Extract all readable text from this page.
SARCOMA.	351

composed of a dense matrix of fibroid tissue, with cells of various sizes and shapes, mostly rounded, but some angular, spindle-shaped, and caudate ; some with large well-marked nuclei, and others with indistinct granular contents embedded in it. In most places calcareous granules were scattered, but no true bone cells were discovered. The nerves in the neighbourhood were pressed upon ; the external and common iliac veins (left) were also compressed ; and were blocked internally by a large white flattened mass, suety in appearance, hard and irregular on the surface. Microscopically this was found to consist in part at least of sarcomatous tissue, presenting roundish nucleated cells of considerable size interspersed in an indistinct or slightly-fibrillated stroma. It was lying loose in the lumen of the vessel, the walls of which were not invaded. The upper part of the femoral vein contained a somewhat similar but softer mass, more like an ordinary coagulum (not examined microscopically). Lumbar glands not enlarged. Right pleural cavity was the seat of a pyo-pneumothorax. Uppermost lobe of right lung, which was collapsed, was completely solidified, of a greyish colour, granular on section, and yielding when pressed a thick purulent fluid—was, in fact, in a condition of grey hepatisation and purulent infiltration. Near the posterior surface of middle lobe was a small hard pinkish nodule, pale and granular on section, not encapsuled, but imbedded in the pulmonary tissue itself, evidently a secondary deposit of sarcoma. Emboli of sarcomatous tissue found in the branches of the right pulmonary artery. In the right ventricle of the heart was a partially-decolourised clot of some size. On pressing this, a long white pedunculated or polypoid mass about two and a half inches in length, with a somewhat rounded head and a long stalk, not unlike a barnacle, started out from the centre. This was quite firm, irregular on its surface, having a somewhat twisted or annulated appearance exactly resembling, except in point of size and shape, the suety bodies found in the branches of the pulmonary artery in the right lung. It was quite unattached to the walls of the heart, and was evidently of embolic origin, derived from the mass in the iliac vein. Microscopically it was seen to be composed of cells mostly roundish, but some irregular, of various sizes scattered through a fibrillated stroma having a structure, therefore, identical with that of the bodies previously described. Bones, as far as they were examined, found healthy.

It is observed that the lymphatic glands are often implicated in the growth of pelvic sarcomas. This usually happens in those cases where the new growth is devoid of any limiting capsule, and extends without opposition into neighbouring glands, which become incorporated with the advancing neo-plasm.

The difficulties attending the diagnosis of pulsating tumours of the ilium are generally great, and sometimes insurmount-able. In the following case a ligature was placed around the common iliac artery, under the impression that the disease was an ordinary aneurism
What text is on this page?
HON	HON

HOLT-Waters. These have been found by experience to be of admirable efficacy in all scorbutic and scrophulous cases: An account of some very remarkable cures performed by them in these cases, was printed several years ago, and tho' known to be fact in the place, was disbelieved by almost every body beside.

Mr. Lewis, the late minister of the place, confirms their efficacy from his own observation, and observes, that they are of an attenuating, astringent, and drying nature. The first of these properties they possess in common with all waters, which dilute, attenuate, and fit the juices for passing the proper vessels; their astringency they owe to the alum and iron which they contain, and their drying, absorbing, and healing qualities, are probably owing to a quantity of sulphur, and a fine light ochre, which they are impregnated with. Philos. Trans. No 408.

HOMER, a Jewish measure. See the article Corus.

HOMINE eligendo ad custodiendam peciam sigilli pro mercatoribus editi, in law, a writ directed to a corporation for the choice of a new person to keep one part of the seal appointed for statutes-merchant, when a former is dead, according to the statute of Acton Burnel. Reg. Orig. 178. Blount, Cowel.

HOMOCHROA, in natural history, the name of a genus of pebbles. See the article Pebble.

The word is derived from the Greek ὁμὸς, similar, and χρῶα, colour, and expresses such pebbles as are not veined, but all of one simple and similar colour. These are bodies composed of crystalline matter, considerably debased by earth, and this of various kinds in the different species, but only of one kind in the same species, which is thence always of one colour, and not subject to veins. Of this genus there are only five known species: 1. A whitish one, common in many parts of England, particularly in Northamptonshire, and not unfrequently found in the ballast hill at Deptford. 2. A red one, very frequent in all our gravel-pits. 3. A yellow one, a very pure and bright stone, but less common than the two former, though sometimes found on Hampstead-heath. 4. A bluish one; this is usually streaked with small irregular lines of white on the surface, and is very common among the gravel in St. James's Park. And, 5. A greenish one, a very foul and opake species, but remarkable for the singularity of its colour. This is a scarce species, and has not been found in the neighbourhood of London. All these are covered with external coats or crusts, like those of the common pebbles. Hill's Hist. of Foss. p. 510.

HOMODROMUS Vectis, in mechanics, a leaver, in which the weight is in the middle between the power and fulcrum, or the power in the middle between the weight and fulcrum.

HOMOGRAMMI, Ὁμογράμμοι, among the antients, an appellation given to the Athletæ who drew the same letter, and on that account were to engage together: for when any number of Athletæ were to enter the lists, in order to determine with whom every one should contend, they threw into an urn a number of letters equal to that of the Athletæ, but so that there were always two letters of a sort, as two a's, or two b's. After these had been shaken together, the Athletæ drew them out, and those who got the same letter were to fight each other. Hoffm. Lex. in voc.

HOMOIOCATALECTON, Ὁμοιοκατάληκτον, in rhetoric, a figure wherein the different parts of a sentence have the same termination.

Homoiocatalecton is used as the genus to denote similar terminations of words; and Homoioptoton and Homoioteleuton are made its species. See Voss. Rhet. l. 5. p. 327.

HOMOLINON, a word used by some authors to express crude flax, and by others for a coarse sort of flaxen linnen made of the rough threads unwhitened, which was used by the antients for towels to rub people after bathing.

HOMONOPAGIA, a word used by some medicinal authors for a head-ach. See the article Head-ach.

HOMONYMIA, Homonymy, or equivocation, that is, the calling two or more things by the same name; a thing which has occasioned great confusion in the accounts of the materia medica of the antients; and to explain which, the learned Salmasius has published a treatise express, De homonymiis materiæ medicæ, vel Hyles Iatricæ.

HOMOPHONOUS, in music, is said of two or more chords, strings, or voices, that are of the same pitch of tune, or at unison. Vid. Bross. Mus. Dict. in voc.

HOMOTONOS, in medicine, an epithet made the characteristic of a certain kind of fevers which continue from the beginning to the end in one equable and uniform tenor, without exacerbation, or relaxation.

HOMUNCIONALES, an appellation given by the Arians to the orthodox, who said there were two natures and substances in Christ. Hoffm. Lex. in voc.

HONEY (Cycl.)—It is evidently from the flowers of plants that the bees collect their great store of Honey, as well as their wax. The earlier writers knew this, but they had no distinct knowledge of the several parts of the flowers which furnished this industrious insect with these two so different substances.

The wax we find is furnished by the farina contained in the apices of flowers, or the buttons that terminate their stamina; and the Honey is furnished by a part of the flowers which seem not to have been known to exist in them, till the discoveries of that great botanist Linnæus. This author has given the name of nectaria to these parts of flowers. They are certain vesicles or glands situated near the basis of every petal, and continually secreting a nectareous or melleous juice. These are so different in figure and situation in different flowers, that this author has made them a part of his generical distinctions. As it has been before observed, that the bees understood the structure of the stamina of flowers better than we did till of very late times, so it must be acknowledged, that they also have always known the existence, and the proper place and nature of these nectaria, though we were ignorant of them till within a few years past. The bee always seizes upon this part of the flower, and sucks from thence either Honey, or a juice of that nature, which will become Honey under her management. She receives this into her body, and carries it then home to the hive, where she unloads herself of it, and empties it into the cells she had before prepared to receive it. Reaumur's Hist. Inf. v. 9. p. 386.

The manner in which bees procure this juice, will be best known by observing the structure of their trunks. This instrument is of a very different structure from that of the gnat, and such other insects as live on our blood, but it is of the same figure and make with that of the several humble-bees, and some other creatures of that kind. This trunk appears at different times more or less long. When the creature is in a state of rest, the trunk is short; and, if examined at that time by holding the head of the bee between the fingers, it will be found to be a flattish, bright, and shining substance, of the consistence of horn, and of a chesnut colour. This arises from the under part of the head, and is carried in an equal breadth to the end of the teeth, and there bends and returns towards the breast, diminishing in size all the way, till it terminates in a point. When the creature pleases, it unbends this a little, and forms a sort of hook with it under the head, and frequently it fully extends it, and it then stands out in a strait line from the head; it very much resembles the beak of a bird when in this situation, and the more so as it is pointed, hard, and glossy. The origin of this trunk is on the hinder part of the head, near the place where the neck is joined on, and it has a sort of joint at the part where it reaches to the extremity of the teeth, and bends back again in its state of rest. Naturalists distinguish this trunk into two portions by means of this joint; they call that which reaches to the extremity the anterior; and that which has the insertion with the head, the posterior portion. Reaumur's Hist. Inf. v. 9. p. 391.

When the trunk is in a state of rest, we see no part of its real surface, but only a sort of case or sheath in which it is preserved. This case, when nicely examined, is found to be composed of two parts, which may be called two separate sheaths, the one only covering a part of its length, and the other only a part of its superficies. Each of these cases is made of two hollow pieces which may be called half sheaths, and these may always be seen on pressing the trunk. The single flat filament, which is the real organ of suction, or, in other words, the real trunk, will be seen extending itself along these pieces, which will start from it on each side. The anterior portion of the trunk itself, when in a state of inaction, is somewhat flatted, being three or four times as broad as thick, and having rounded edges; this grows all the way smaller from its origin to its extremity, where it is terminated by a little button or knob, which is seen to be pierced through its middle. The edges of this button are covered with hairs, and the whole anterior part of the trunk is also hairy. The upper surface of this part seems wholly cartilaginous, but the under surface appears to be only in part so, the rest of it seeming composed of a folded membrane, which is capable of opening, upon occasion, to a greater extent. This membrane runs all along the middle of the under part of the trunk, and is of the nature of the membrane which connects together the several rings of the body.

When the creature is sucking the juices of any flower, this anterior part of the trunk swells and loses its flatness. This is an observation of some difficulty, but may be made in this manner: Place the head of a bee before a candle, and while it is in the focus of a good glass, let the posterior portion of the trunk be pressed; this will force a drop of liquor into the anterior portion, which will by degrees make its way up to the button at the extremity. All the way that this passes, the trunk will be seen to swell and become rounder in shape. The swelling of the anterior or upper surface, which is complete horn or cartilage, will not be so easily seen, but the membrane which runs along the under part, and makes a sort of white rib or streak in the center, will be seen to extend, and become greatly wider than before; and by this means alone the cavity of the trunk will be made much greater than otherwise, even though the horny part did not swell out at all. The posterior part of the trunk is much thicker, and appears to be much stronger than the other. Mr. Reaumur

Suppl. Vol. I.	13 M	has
━━━━━━━━
- Exercise instructions
Check each line above for the word "page" and say how many have it, with nothing else.

- Answer for this exercise
2